Exercise directions – Everything in the data should be repeated exactly, save for the images.
---
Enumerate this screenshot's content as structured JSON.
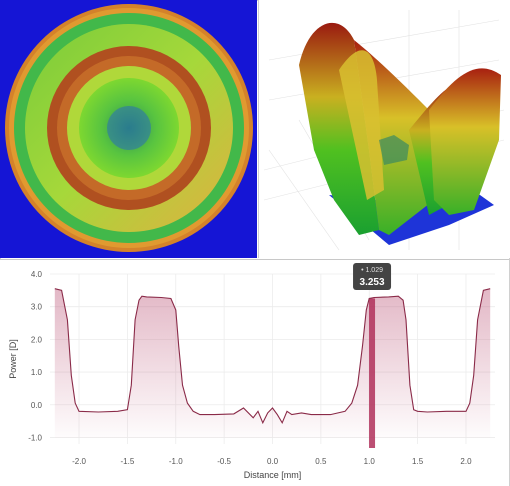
{
  "chart_data": {
    "type": "line",
    "title": "",
    "xlabel": "Distance [mm]",
    "ylabel": "Power [D]",
    "xlim": [
      -2.3,
      2.3
    ],
    "ylim": [
      -1.2,
      4.0
    ],
    "x_ticks": [
      "-2.0",
      "-1.5",
      "-1.0",
      "-0.5",
      "0.0",
      "0.5",
      "1.0",
      "1.5",
      "2.0"
    ],
    "y_ticks": [
      "4.0",
      "3.0",
      "2.0",
      "1.0",
      "0.0",
      "-1.0"
    ],
    "series": [
      {
        "x": [
          -2.25,
          -2.18,
          -2.12,
          -2.08,
          -2.04,
          -2.0,
          -1.8,
          -1.6,
          -1.5,
          -1.46,
          -1.42,
          -1.38,
          -1.35,
          -1.3,
          -1.15,
          -1.05,
          -1.0,
          -0.97,
          -0.93,
          -0.88,
          -0.82,
          -0.75,
          -0.6,
          -0.4,
          -0.3,
          -0.2,
          -0.15,
          -0.1,
          -0.05,
          0.0,
          0.05,
          0.1,
          0.15,
          0.2,
          0.3,
          0.4,
          0.6,
          0.75,
          0.82,
          0.88,
          0.93,
          0.97,
          1.0,
          1.05,
          1.2,
          1.3,
          1.35,
          1.38,
          1.42,
          1.46,
          1.5,
          1.6,
          1.8,
          1.95,
          2.0,
          2.04,
          2.08,
          2.12,
          2.18,
          2.25
        ],
        "y": [
          3.55,
          3.5,
          2.6,
          0.9,
          0.05,
          -0.2,
          -0.22,
          -0.2,
          -0.15,
          0.6,
          2.6,
          3.2,
          3.32,
          3.3,
          3.28,
          3.25,
          2.9,
          1.8,
          0.6,
          0.05,
          -0.2,
          -0.3,
          -0.3,
          -0.28,
          -0.1,
          -0.4,
          -0.2,
          -0.55,
          -0.25,
          -0.1,
          -0.3,
          -0.55,
          -0.2,
          -0.3,
          -0.25,
          -0.3,
          -0.3,
          -0.2,
          0.05,
          0.6,
          1.8,
          2.9,
          3.25,
          3.28,
          3.3,
          3.32,
          3.2,
          2.6,
          0.6,
          -0.15,
          -0.2,
          -0.22,
          -0.2,
          -0.2,
          -0.2,
          0.05,
          0.9,
          2.6,
          3.5,
          3.55
        ]
      }
    ],
    "highlight": {
      "x": 1.029,
      "y": 3.253
    },
    "grid": true,
    "legend": "none"
  },
  "tooltip": {
    "x_label": "• 1.029",
    "y_label": "3.253"
  },
  "colors": {
    "line": "#8a2a48",
    "fill": "#c06080",
    "highlight_bar": "#b0305a",
    "tooltip_bg": "#444444",
    "map_bg": "#1010d8"
  }
}
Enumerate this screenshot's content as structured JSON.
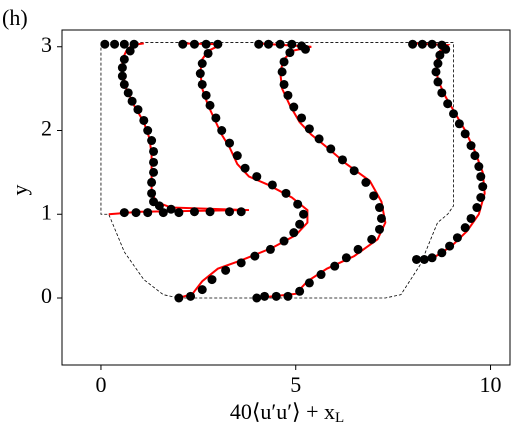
---
Finished task –
Enumerate this screenshot's content as structured JSON.
{
  "chart_data": {
    "type": "line",
    "title": "",
    "xlabel": "Distance [mm]",
    "ylabel": "Power [D]",
    "xlim": [
      -2.3,
      2.3
    ],
    "ylim": [
      -1.2,
      4.0
    ],
    "x_ticks": [
      "-2.0",
      "-1.5",
      "-1.0",
      "-0.5",
      "0.0",
      "0.5",
      "1.0",
      "1.5",
      "2.0"
    ],
    "y_ticks": [
      "4.0",
      "3.0",
      "2.0",
      "1.0",
      "0.0",
      "-1.0"
    ],
    "series": [
      {
        "x": [
          -2.25,
          -2.18,
          -2.12,
          -2.08,
          -2.04,
          -2.0,
          -1.8,
          -1.6,
          -1.5,
          -1.46,
          -1.42,
          -1.38,
          -1.35,
          -1.3,
          -1.15,
          -1.05,
          -1.0,
          -0.97,
          -0.93,
          -0.88,
          -0.82,
          -0.75,
          -0.6,
          -0.4,
          -0.3,
          -0.2,
          -0.15,
          -0.1,
          -0.05,
          0.0,
          0.05,
          0.1,
          0.15,
          0.2,
          0.3,
          0.4,
          0.6,
          0.75,
          0.82,
          0.88,
          0.93,
          0.97,
          1.0,
          1.05,
          1.2,
          1.3,
          1.35,
          1.38,
          1.42,
          1.46,
          1.5,
          1.6,
          1.8,
          1.95,
          2.0,
          2.04,
          2.08,
          2.12,
          2.18,
          2.25
        ],
        "y": [
          3.55,
          3.5,
          2.6,
          0.9,
          0.05,
          -0.2,
          -0.22,
          -0.2,
          -0.15,
          0.6,
          2.6,
          3.2,
          3.32,
          3.3,
          3.28,
          3.25,
          2.9,
          1.8,
          0.6,
          0.05,
          -0.2,
          -0.3,
          -0.3,
          -0.28,
          -0.1,
          -0.4,
          -0.2,
          -0.55,
          -0.25,
          -0.1,
          -0.3,
          -0.55,
          -0.2,
          -0.3,
          -0.25,
          -0.3,
          -0.3,
          -0.2,
          0.05,
          0.6,
          1.8,
          2.9,
          3.25,
          3.28,
          3.3,
          3.32,
          3.2,
          2.6,
          0.6,
          -0.15,
          -0.2,
          -0.22,
          -0.2,
          -0.2,
          -0.2,
          0.05,
          0.9,
          2.6,
          3.5,
          3.55
        ]
      }
    ],
    "highlight": {
      "x": 1.029,
      "y": 3.253
    },
    "grid": true,
    "legend": "none"
  },
  "tooltip": {
    "x_label": "• 1.029",
    "y_label": "3.253"
  },
  "colors": {
    "line": "#8a2a48",
    "fill": "#c06080",
    "highlight_bar": "#b0305a",
    "tooltip_bg": "#444444",
    "map_bg": "#1010d8"
  }
}
Enumerate this screenshot's content as structured JSON.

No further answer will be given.